STATED EXERCISE:
In the listing below, locate the lines bearing the word "Entry". Copy every one of them.

Data records:
———
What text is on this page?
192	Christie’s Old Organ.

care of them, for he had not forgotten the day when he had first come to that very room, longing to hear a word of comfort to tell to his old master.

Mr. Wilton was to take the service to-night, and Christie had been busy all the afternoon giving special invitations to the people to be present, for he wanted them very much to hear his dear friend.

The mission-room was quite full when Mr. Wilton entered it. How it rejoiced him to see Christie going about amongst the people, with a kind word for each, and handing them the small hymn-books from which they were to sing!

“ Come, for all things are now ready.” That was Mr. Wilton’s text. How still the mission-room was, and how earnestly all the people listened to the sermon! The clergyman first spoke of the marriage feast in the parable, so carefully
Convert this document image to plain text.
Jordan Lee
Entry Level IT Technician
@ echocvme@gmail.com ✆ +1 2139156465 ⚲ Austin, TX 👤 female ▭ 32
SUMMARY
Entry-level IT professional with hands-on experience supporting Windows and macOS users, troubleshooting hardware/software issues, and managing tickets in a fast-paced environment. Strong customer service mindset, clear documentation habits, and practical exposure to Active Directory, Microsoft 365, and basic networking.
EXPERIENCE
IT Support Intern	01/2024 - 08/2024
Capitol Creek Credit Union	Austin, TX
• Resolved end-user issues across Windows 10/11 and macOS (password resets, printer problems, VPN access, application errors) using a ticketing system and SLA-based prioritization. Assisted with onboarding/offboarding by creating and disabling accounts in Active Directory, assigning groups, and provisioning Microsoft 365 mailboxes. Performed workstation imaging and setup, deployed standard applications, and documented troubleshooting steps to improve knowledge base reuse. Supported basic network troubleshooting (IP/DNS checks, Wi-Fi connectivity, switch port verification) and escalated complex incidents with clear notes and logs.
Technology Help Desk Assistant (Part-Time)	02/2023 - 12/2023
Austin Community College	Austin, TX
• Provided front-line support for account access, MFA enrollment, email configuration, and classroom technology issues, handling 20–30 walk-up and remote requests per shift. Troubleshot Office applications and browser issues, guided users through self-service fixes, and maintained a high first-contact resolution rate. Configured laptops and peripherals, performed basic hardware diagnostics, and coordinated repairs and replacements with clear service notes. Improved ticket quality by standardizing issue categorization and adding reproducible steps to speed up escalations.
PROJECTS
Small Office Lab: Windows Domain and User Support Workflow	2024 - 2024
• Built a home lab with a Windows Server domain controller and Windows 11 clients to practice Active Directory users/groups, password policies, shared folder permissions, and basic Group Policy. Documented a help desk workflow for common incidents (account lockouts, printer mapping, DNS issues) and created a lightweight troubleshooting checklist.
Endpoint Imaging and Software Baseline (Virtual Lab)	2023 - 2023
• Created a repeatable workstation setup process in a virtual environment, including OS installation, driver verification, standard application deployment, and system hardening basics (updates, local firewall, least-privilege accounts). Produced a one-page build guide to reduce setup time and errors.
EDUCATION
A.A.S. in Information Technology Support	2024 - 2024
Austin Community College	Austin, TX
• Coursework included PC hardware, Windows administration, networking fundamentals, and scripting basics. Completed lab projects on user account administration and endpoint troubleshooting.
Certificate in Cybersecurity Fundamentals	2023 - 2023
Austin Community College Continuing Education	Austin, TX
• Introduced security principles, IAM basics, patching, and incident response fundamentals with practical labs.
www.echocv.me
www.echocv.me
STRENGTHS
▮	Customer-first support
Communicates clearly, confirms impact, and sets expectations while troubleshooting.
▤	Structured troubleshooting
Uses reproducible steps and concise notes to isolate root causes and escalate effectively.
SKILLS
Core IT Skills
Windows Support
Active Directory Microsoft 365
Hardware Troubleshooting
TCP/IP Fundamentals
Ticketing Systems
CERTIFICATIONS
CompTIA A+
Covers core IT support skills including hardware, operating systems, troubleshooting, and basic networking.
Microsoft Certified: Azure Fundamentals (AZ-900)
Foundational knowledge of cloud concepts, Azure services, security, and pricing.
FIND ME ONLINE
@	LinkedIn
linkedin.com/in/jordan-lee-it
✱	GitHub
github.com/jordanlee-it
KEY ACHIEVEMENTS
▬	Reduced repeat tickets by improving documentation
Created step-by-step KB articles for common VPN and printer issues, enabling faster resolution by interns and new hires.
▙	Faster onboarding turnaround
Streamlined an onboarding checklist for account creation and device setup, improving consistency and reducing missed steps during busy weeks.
———
OUTPUT OF THE EXERCISE:
Entry Level IT Technician
Entry-level IT professional with hands-on experience supporting Windows and macOS users, troubleshooting hardware/software issues, and managing tickets in a fast-paced environment. Strong customer service mindset, clear documentation habits, and practical exposure to Active Directory, Microsoft 365, and basic networking.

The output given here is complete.